- [Instruction]:
Skip the pictures and repeat each line of the data exactly.

Stored items from a collection
+-------+
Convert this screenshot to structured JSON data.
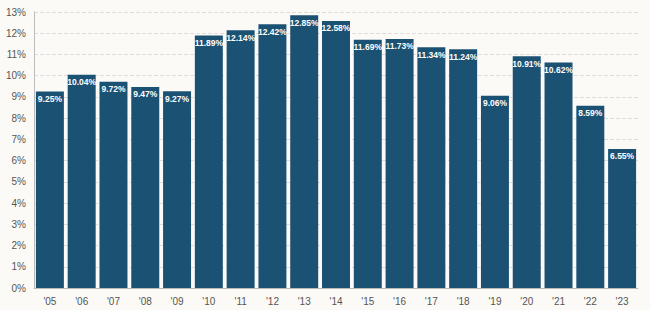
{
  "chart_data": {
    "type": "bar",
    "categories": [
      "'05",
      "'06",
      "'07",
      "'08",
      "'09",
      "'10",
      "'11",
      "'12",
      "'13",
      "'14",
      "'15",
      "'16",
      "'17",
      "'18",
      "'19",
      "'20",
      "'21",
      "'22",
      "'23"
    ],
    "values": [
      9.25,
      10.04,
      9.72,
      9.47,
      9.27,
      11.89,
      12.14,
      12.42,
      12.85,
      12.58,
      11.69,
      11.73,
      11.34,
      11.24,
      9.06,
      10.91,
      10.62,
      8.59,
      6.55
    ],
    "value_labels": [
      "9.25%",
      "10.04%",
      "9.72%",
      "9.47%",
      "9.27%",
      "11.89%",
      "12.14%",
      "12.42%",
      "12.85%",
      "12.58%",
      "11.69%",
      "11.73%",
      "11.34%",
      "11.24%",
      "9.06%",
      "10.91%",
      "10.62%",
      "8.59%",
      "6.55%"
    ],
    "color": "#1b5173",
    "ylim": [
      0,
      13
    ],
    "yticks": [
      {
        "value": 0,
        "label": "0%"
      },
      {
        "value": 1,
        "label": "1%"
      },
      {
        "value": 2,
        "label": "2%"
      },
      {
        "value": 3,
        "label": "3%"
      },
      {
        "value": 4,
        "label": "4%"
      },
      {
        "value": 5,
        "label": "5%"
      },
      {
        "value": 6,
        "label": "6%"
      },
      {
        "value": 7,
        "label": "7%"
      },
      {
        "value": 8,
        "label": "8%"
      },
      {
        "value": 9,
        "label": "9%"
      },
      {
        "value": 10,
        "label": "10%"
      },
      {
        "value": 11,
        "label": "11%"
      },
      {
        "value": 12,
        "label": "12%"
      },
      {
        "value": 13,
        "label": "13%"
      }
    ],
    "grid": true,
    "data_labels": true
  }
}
+-------+
- [Response to this exercise]:
Convert this screenshot to structured JSON data.
{
  "chart_data": {
    "type": "bar",
    "categories": [
      "'05",
      "'06",
      "'07",
      "'08",
      "'09",
      "'10",
      "'11",
      "'12",
      "'13",
      "'14",
      "'15",
      "'16",
      "'17",
      "'18",
      "'19",
      "'20",
      "'21",
      "'22",
      "'23"
    ],
    "values": [
      9.25,
      10.04,
      9.72,
      9.47,
      9.27,
      11.89,
      12.14,
      12.42,
      12.85,
      12.58,
      11.69,
      11.73,
      11.34,
      11.24,
      9.06,
      10.91,
      10.62,
      8.59,
      6.55
    ],
    "value_labels": [
      "9.25%",
      "10.04%",
      "9.72%",
      "9.47%",
      "9.27%",
      "11.89%",
      "12.14%",
      "12.42%",
      "12.85%",
      "12.58%",
      "11.69%",
      "11.73%",
      "11.34%",
      "11.24%",
      "9.06%",
      "10.91%",
      "10.62%",
      "8.59%",
      "6.55%"
    ],
    "color": "#1b5173",
    "ylim": [
      0,
      13
    ],
    "yticks": [
      {
        "value": 0,
        "label": "0%"
      },
      {
        "value": 1,
        "label": "1%"
      },
      {
        "value": 2,
        "label": "2%"
      },
      {
        "value": 3,
        "label": "3%"
      },
      {
        "value": 4,
        "label": "4%"
      },
      {
        "value": 5,
        "label": "5%"
      },
      {
        "value": 6,
        "label": "6%"
      },
      {
        "value": 7,
        "label": "7%"
      },
      {
        "value": 8,
        "label": "8%"
      },
      {
        "value": 9,
        "label": "9%"
      },
      {
        "value": 10,
        "label": "10%"
      },
      {
        "value": 11,
        "label": "11%"
      },
      {
        "value": 12,
        "label": "12%"
      },
      {
        "value": 13,
        "label": "13%"
      }
    ],
    "grid": true,
    "data_labels": true
  }
}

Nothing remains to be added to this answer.